■ WHAT YOU SHOULD DO
Reproduce every entry exactly as shown.

■ TASK INPUT
════

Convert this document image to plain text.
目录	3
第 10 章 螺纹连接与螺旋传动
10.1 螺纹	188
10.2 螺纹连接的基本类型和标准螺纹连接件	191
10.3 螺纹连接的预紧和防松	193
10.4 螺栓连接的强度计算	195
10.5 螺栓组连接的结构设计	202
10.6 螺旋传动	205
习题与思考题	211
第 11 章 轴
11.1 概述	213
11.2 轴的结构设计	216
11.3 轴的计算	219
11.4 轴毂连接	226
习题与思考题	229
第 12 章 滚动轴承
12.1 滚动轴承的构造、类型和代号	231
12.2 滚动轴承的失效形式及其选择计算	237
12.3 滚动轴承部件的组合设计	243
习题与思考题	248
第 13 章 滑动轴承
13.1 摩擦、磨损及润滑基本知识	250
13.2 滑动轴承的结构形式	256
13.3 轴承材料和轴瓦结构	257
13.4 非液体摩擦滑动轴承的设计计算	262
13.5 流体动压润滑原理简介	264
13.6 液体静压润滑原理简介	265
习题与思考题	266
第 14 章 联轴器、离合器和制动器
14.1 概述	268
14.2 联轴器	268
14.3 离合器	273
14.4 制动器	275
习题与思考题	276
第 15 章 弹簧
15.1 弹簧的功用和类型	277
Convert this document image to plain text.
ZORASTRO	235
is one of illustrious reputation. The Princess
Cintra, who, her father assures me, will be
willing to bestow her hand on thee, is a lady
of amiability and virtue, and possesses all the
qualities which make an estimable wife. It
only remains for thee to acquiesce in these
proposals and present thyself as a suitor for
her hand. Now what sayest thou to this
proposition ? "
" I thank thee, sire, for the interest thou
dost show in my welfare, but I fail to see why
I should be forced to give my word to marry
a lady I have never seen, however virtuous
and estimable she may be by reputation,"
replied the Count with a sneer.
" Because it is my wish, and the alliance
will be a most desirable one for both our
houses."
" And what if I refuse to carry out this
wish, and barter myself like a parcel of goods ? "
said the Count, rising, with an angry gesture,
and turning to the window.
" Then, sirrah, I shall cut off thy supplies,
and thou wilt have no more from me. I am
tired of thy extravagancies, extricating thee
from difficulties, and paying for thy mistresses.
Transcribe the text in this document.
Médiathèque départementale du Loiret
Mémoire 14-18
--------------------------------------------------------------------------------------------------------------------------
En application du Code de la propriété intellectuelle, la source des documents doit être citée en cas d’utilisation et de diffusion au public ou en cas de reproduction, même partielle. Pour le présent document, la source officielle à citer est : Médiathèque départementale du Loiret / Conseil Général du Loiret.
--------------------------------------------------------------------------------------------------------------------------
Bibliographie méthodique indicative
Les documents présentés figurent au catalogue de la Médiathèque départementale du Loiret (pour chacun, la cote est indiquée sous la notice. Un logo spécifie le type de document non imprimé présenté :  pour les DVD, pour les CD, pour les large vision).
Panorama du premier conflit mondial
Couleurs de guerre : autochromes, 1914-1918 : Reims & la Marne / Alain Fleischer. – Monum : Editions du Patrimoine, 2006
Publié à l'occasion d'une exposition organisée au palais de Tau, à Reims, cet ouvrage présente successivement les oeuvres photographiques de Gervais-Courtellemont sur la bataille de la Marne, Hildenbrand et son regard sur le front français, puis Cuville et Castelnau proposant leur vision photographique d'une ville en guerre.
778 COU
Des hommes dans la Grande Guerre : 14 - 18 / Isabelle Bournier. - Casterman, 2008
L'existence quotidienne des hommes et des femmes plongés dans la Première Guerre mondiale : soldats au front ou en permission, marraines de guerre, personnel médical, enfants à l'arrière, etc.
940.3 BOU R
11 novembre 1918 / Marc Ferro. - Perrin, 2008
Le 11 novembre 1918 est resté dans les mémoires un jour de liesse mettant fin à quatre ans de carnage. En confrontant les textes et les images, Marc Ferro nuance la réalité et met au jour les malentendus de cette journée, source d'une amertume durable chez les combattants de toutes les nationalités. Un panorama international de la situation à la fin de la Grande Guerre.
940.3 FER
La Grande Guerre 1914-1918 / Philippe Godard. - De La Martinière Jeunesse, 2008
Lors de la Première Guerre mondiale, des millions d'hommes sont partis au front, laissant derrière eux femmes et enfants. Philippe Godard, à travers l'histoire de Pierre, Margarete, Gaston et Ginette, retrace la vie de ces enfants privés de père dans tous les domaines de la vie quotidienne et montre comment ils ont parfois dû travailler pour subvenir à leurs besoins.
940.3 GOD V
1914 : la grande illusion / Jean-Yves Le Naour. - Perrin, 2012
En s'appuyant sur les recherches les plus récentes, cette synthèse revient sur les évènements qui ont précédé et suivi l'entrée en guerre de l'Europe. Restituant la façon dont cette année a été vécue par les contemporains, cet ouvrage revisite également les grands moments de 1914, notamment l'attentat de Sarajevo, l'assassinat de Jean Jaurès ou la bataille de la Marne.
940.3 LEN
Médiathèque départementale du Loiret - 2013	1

════

■ EXERCISE RESULT
Convert this document image to plain text.
目录	3
第 10 章 螺纹连接与螺旋传动
10.1 螺纹	188
10.2 螺纹连接的基本类型和标准螺纹连接件	191
10.3 螺纹连接的预紧和防松	193
10.4 螺栓连接的强度计算	195
10.5 螺栓组连接的结构设计	202
10.6 螺旋传动	205
习题与思考题	211
第 11 章 轴
11.1 概述	213
11.2 轴的结构设计	216
11.3 轴的计算	219
11.4 轴毂连接	226
习题与思考题	229
第 12 章 滚动轴承
12.1 滚动轴承的构造、类型和代号	231
12.2 滚动轴承的失效形式及其选择计算	237
12.3 滚动轴承部件的组合设计	243
习题与思考题	248
第 13 章 滑动轴承
13.1 摩擦、磨损及润滑基本知识	250
13.2 滑动轴承的结构形式	256
13.3 轴承材料和轴瓦结构	257
13.4 非液体摩擦滑动轴承的设计计算	262
13.5 流体动压润滑原理简介	264
13.6 液体静压润滑原理简介	265
习题与思考题	266
第 14 章 联轴器、离合器和制动器
14.1 概述	268
14.2 联轴器	268
14.3 离合器	273
14.4 制动器	275
习题与思考题	276
第 15 章 弹簧
15.1 弹簧的功用和类型	277
Convert this document image to plain text.
ZORASTRO	235
is one of illustrious reputation. The Princess
Cintra, who, her father assures me, will be
willing to bestow her hand on thee, is a lady
of amiability and virtue, and possesses all the
qualities which make an estimable wife. It
only remains for thee to acquiesce in these
proposals and present thyself as a suitor for
her hand. Now what sayest thou to this
proposition ? "
" I thank thee, sire, for the interest thou
dost show in my welfare, but I fail to see why
I should be forced to give my word to marry
a lady I have never seen, however virtuous
and estimable she may be by reputation,"
replied the Count with a sneer.
" Because it is my wish, and the alliance
will be a most desirable one for both our
houses."
" And what if I refuse to carry out this
wish, and barter myself like a parcel of goods ? "
said the Count, rising, with an angry gesture,
and turning to the window.
" Then, sirrah, I shall cut off thy supplies,
and thou wilt have no more from me. I am
tired of thy extravagancies, extricating thee
from difficulties, and paying for thy mistresses.
Transcribe the text in this document.
Médiathèque départementale du Loiret
Mémoire 14-18
--------------------------------------------------------------------------------------------------------------------------
En application du Code de la propriété intellectuelle, la source des documents doit être citée en cas d’utilisation et de diffusion au public ou en cas de reproduction, même partielle. Pour le présent document, la source officielle à citer est : Médiathèque départementale du Loiret / Conseil Général du Loiret.
--------------------------------------------------------------------------------------------------------------------------
Bibliographie méthodique indicative
Les documents présentés figurent au catalogue de la Médiathèque départementale du Loiret (pour chacun, la cote est indiquée sous la notice. Un logo spécifie le type de document non imprimé présenté :  pour les DVD, pour les CD, pour les large vision).
Panorama du premier conflit mondial
Couleurs de guerre : autochromes, 1914-1918 : Reims & la Marne / Alain Fleischer. – Monum : Editions du Patrimoine, 2006
Publié à l'occasion d'une exposition organisée au palais de Tau, à Reims, cet ouvrage présente successivement les oeuvres photographiques de Gervais-Courtellemont sur la bataille de la Marne, Hildenbrand et son regard sur le front français, puis Cuville et Castelnau proposant leur vision photographique d'une ville en guerre.
778 COU
Des hommes dans la Grande Guerre : 14 - 18 / Isabelle Bournier. - Casterman, 2008
L'existence quotidienne des hommes et des femmes plongés dans la Première Guerre mondiale : soldats au front ou en permission, marraines de guerre, personnel médical, enfants à l'arrière, etc.
940.3 BOU R
11 novembre 1918 / Marc Ferro. - Perrin, 2008
Le 11 novembre 1918 est resté dans les mémoires un jour de liesse mettant fin à quatre ans de carnage. En confrontant les textes et les images, Marc Ferro nuance la réalité et met au jour les malentendus de cette journée, source d'une amertume durable chez les combattants de toutes les nationalités. Un panorama international de la situation à la fin de la Grande Guerre.
940.3 FER
La Grande Guerre 1914-1918 / Philippe Godard. - De La Martinière Jeunesse, 2008
Lors de la Première Guerre mondiale, des millions d'hommes sont partis au front, laissant derrière eux femmes et enfants. Philippe Godard, à travers l'histoire de Pierre, Margarete, Gaston et Ginette, retrace la vie de ces enfants privés de père dans tous les domaines de la vie quotidienne et montre comment ils ont parfois dû travailler pour subvenir à leurs besoins.
940.3 GOD V
1914 : la grande illusion / Jean-Yves Le Naour. - Perrin, 2012
En s'appuyant sur les recherches les plus récentes, cette synthèse revient sur les évènements qui ont précédé et suivi l'entrée en guerre de l'Europe. Restituant la façon dont cette année a été vécue par les contemporains, cet ouvrage revisite également les grands moments de 1914, notamment l'attentat de Sarajevo, l'assassinat de Jean Jaurès ou la bataille de la Marne.
940.3 LEN
Médiathèque départementale du Loiret - 2013	1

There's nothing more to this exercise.